** BEGIN Stored data **

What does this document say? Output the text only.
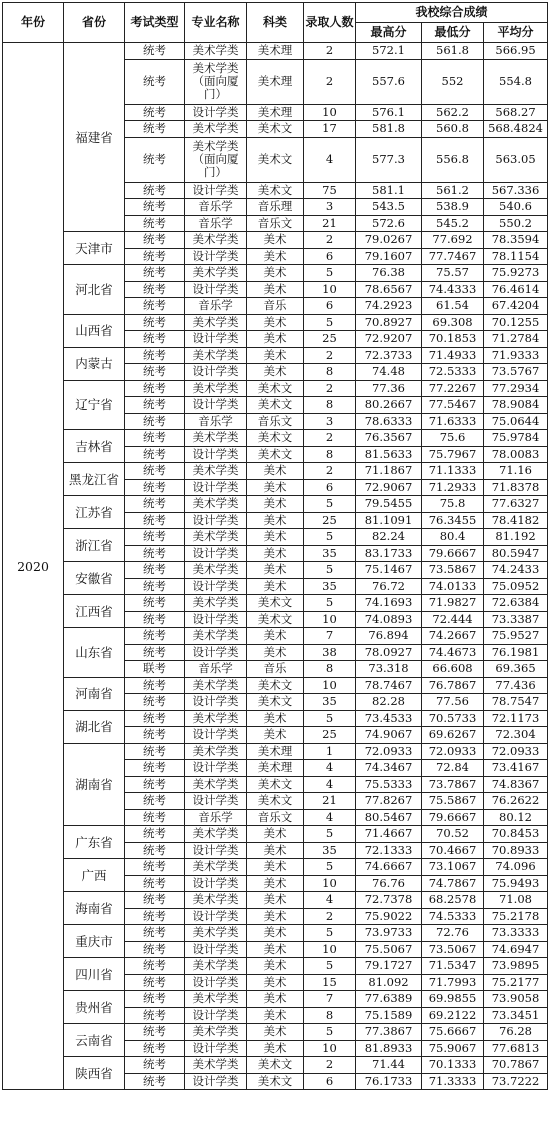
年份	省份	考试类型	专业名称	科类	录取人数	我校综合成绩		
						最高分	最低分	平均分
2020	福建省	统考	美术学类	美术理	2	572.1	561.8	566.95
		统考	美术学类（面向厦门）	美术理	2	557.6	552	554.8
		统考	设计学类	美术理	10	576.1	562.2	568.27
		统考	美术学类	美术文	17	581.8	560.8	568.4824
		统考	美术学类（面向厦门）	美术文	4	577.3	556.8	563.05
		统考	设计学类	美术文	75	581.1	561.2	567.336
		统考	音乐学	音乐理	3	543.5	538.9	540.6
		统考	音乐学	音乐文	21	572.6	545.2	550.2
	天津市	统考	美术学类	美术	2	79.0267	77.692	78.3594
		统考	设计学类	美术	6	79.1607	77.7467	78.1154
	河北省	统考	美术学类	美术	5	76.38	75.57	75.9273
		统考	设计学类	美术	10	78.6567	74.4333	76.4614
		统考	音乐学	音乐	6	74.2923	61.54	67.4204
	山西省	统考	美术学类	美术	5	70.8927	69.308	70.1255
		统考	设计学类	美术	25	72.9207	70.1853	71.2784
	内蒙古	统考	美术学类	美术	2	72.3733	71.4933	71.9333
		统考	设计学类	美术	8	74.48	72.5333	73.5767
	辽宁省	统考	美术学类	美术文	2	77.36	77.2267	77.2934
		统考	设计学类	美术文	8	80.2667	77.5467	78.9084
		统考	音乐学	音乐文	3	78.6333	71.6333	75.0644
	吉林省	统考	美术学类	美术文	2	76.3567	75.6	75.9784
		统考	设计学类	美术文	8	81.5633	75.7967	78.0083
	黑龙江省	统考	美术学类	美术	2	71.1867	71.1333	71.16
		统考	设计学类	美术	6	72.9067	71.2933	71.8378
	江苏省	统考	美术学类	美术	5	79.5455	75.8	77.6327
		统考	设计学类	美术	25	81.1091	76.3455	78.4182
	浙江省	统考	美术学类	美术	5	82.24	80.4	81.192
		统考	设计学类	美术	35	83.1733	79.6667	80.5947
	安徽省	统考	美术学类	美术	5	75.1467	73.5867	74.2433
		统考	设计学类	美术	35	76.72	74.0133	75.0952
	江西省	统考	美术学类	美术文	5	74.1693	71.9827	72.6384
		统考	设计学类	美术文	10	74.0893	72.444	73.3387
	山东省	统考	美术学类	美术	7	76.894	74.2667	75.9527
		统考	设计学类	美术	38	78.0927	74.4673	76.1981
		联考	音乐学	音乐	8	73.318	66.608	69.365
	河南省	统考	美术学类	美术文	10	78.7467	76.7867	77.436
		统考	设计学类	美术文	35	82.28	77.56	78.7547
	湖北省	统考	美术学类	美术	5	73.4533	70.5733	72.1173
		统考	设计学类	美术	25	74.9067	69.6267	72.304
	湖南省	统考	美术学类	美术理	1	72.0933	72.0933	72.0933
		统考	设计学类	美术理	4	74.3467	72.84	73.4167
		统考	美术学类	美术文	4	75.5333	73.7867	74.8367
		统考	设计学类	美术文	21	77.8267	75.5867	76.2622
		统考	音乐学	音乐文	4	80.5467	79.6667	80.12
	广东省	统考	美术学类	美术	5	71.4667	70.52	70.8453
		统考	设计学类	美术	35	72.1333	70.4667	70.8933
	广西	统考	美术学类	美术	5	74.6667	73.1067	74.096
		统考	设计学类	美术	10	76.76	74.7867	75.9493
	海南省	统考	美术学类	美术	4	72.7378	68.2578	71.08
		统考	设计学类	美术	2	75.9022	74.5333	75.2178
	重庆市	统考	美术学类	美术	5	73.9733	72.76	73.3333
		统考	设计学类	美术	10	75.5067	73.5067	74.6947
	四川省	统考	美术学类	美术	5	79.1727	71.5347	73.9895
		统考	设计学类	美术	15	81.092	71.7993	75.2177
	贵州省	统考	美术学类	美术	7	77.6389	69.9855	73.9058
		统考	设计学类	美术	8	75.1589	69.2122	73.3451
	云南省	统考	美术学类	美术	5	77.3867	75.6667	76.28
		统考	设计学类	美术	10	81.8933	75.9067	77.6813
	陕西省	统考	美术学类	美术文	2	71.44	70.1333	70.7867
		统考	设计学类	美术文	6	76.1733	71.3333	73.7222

** END Stored data **
** BEGIN Stored data **

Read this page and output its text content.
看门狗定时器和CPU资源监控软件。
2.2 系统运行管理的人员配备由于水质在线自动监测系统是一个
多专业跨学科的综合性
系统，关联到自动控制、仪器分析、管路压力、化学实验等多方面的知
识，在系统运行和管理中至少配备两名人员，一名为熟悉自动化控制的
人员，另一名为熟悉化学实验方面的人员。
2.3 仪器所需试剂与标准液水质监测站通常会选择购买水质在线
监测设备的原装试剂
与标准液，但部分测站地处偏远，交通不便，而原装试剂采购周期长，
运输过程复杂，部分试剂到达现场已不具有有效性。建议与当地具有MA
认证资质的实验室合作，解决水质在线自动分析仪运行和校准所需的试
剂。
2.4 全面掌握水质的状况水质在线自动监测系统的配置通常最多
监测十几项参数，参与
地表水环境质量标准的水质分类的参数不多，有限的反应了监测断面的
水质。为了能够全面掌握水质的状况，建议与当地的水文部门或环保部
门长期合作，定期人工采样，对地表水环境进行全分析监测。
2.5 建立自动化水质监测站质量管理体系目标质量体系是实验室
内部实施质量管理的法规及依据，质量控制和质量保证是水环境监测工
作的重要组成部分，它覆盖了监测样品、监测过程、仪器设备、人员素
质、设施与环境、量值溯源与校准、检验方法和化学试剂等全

** END Stored data **
** BEGIN Stored data **

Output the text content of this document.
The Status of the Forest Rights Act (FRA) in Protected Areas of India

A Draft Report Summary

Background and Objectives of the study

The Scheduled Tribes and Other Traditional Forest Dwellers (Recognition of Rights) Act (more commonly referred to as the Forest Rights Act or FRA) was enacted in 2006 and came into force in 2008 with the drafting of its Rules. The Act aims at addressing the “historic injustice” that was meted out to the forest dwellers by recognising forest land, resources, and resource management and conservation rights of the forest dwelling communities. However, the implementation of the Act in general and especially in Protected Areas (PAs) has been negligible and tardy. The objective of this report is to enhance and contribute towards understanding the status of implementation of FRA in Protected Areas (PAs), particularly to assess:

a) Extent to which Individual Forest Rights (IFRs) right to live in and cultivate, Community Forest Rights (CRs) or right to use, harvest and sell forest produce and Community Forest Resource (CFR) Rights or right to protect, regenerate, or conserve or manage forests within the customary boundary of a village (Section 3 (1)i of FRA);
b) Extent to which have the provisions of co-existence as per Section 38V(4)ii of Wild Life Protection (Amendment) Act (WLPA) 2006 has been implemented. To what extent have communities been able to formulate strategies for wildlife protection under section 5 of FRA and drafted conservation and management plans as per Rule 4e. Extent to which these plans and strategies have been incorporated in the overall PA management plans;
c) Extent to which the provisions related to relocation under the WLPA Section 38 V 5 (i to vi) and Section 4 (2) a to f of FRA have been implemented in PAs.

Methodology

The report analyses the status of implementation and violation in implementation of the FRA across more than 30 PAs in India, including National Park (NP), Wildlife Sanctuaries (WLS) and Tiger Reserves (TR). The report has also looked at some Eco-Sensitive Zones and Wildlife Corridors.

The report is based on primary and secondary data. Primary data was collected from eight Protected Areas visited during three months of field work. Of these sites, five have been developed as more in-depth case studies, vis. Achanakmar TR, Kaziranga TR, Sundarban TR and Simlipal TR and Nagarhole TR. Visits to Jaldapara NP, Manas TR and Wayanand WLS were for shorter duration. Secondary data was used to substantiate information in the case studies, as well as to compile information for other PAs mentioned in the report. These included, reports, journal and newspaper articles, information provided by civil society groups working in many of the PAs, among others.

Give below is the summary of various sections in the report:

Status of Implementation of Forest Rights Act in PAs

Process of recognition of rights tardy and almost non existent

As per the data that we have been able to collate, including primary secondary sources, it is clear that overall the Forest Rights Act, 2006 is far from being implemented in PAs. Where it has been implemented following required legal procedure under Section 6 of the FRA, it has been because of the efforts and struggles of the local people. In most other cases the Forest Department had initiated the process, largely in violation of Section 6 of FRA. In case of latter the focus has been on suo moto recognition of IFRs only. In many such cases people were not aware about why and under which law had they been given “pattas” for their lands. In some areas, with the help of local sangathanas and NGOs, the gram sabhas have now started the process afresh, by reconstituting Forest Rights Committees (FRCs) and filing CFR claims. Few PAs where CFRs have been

** END Stored data **

Given request: From the listing above, pick out every line containing "violation".

The result:
The report analyses the status of implementation and violation in implementation of the FRA across more than 30 PAs in India, including National Park (NP), Wildlife Sanctuaries (WLS) and Tiger Reserves (TR). The report has also looked at some Eco-Sensitive Zones and Wildlife Corridors.
As per the data that we have been able to collate, including primary secondary sources, it is clear that overall the Forest Rights Act, 2006 is far from being implemented in PAs. Where it has been implemented following required legal procedure under Section 6 of the FRA, it has been because of the efforts and struggles of the local people. In most other cases the Forest Department had initiated the process, largely in violation of Section 6 of FRA. In case of latter the focus has been on suo moto recognition of IFRs only. In many such cases people were not aware about why and under which law had they been given “pattas” for their lands. In some areas, with the help of local sangathanas and NGOs, the gram sabhas have now started the process afresh, by reconstituting Forest Rights Committees (FRCs) and filing CFR claims. Few PAs where CFRs have been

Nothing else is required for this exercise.